:: Materials provided ::
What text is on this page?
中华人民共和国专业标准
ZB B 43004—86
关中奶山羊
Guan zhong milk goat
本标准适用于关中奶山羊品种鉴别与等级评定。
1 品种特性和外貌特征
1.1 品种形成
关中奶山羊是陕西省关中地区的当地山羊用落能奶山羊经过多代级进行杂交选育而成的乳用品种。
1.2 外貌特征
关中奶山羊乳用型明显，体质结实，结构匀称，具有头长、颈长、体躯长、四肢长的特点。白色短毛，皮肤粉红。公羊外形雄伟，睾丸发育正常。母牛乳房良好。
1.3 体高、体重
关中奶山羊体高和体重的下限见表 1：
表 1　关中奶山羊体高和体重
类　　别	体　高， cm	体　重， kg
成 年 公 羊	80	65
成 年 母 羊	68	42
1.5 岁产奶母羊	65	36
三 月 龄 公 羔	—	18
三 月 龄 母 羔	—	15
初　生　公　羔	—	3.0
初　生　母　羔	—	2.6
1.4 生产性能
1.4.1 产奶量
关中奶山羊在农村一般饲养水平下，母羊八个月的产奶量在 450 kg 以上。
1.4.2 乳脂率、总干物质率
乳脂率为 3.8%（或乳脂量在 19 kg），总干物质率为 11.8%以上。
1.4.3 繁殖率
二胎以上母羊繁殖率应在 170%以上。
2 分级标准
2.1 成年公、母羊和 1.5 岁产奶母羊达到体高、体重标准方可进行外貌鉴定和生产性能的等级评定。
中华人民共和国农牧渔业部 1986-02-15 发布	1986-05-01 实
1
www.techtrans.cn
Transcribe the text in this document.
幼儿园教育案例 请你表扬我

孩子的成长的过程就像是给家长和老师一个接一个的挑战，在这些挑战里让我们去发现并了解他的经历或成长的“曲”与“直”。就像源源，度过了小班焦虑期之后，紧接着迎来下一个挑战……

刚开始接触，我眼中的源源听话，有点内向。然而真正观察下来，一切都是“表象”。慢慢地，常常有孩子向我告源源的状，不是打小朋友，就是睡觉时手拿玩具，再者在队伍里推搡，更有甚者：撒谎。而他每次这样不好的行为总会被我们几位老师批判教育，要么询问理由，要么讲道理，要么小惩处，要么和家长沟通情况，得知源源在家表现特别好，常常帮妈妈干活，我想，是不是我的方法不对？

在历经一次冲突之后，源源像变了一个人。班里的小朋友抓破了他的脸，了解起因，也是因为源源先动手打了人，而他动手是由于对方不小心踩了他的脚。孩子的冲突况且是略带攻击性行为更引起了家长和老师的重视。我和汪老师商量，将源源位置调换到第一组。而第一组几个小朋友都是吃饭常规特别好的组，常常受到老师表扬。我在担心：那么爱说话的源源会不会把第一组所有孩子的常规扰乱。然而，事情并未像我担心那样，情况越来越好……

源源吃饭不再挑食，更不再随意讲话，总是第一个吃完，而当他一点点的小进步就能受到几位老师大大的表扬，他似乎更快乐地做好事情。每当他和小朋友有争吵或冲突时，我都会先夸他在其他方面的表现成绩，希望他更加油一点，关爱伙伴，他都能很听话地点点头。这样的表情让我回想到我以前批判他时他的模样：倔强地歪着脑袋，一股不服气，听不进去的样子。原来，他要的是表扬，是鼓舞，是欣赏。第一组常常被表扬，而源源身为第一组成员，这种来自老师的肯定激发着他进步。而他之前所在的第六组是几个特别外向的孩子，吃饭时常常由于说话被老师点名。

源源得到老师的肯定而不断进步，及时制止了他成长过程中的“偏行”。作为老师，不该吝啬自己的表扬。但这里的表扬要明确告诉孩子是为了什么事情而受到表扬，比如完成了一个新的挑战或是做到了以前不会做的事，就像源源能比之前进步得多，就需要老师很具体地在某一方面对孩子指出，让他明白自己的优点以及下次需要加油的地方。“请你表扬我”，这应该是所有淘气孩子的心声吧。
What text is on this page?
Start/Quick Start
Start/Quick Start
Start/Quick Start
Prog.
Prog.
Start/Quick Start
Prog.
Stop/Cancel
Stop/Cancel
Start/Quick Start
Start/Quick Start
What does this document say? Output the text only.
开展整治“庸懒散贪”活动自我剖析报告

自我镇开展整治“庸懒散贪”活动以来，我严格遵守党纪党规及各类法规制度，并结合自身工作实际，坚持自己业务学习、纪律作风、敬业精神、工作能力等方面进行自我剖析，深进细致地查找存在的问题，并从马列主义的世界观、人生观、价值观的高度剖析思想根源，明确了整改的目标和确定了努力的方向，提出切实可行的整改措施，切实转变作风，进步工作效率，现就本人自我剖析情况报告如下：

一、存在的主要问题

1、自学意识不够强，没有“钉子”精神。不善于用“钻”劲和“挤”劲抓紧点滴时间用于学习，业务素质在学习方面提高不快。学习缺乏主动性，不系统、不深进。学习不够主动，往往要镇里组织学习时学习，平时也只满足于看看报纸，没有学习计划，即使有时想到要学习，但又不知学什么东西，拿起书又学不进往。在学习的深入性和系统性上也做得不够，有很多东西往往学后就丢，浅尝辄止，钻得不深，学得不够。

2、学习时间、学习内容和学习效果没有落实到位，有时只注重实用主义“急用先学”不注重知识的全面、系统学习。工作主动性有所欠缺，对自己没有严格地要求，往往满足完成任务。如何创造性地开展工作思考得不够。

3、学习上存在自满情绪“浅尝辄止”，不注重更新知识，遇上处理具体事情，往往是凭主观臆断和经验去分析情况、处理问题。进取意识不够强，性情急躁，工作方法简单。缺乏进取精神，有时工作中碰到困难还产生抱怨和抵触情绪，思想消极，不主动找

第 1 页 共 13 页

:: Request ::
Repeat the data in its entirety, character for character.

:: Output for this task ::
What text is on this page?
中华人民共和国专业标准
ZB B 43004—86
关中奶山羊
Guan zhong milk goat
本标准适用于关中奶山羊品种鉴别与等级评定。
1 品种特性和外貌特征
1.1 品种形成
关中奶山羊是陕西省关中地区的当地山羊用落能奶山羊经过多代级进行杂交选育而成的乳用品种。
1.2 外貌特征
关中奶山羊乳用型明显，体质结实，结构匀称，具有头长、颈长、体躯长、四肢长的特点。白色短毛，皮肤粉红。公羊外形雄伟，睾丸发育正常。母牛乳房良好。
1.3 体高、体重
关中奶山羊体高和体重的下限见表 1：
表 1　关中奶山羊体高和体重
类　　别	体　高， cm	体　重， kg
成 年 公 羊	80	65
成 年 母 羊	68	42
1.5 岁产奶母羊	65	36
三 月 龄 公 羔	—	18
三 月 龄 母 羔	—	15
初　生　公　羔	—	3.0
初　生　母　羔	—	2.6
1.4 生产性能
1.4.1 产奶量
关中奶山羊在农村一般饲养水平下，母羊八个月的产奶量在 450 kg 以上。
1.4.2 乳脂率、总干物质率
乳脂率为 3.8%（或乳脂量在 19 kg），总干物质率为 11.8%以上。
1.4.3 繁殖率
二胎以上母羊繁殖率应在 170%以上。
2 分级标准
2.1 成年公、母羊和 1.5 岁产奶母羊达到体高、体重标准方可进行外貌鉴定和生产性能的等级评定。
中华人民共和国农牧渔业部 1986-02-15 发布	1986-05-01 实
1
www.techtrans.cn
Transcribe the text in this document.
幼儿园教育案例 请你表扬我

孩子的成长的过程就像是给家长和老师一个接一个的挑战，在这些挑战里让我们去发现并了解他的经历或成长的“曲”与“直”。就像源源，度过了小班焦虑期之后，紧接着迎来下一个挑战……

刚开始接触，我眼中的源源听话，有点内向。然而真正观察下来，一切都是“表象”。慢慢地，常常有孩子向我告源源的状，不是打小朋友，就是睡觉时手拿玩具，再者在队伍里推搡，更有甚者：撒谎。而他每次这样不好的行为总会被我们几位老师批判教育，要么询问理由，要么讲道理，要么小惩处，要么和家长沟通情况，得知源源在家表现特别好，常常帮妈妈干活，我想，是不是我的方法不对？

在历经一次冲突之后，源源像变了一个人。班里的小朋友抓破了他的脸，了解起因，也是因为源源先动手打了人，而他动手是由于对方不小心踩了他的脚。孩子的冲突况且是略带攻击性行为更引起了家长和老师的重视。我和汪老师商量，将源源位置调换到第一组。而第一组几个小朋友都是吃饭常规特别好的组，常常受到老师表扬。我在担心：那么爱说话的源源会不会把第一组所有孩子的常规扰乱。然而，事情并未像我担心那样，情况越来越好……

源源吃饭不再挑食，更不再随意讲话，总是第一个吃完，而当他一点点的小进步就能受到几位老师大大的表扬，他似乎更快乐地做好事情。每当他和小朋友有争吵或冲突时，我都会先夸他在其他方面的表现成绩，希望他更加油一点，关爱伙伴，他都能很听话地点点头。这样的表情让我回想到我以前批判他时他的模样：倔强地歪着脑袋，一股不服气，听不进去的样子。原来，他要的是表扬，是鼓舞，是欣赏。第一组常常被表扬，而源源身为第一组成员，这种来自老师的肯定激发着他进步。而他之前所在的第六组是几个特别外向的孩子，吃饭时常常由于说话被老师点名。

源源得到老师的肯定而不断进步，及时制止了他成长过程中的“偏行”。作为老师，不该吝啬自己的表扬。但这里的表扬要明确告诉孩子是为了什么事情而受到表扬，比如完成了一个新的挑战或是做到了以前不会做的事，就像源源能比之前进步得多，就需要老师很具体地在某一方面对孩子指出，让他明白自己的优点以及下次需要加油的地方。“请你表扬我”，这应该是所有淘气孩子的心声吧。
What text is on this page?
Start/Quick Start
Start/Quick Start
Start/Quick Start
Prog.
Prog.
Start/Quick Start
Prog.
Stop/Cancel
Stop/Cancel
Start/Quick Start
Start/Quick Start
What does this document say? Output the text only.
开展整治“庸懒散贪”活动自我剖析报告

自我镇开展整治“庸懒散贪”活动以来，我严格遵守党纪党规及各类法规制度，并结合自身工作实际，坚持自己业务学习、纪律作风、敬业精神、工作能力等方面进行自我剖析，深进细致地查找存在的问题，并从马列主义的世界观、人生观、价值观的高度剖析思想根源，明确了整改的目标和确定了努力的方向，提出切实可行的整改措施，切实转变作风，进步工作效率，现就本人自我剖析情况报告如下：

一、存在的主要问题

1、自学意识不够强，没有“钉子”精神。不善于用“钻”劲和“挤”劲抓紧点滴时间用于学习，业务素质在学习方面提高不快。学习缺乏主动性，不系统、不深进。学习不够主动，往往要镇里组织学习时学习，平时也只满足于看看报纸，没有学习计划，即使有时想到要学习，但又不知学什么东西，拿起书又学不进往。在学习的深入性和系统性上也做得不够，有很多东西往往学后就丢，浅尝辄止，钻得不深，学得不够。

2、学习时间、学习内容和学习效果没有落实到位，有时只注重实用主义“急用先学”不注重知识的全面、系统学习。工作主动性有所欠缺，对自己没有严格地要求，往往满足完成任务。如何创造性地开展工作思考得不够。

3、学习上存在自满情绪“浅尝辄止”，不注重更新知识，遇上处理具体事情，往往是凭主观臆断和经验去分析情况、处理问题。进取意识不够强，性情急躁，工作方法简单。缺乏进取精神，有时工作中碰到困难还产生抱怨和抵触情绪，思想消极，不主动找

第 1 页 共 13 页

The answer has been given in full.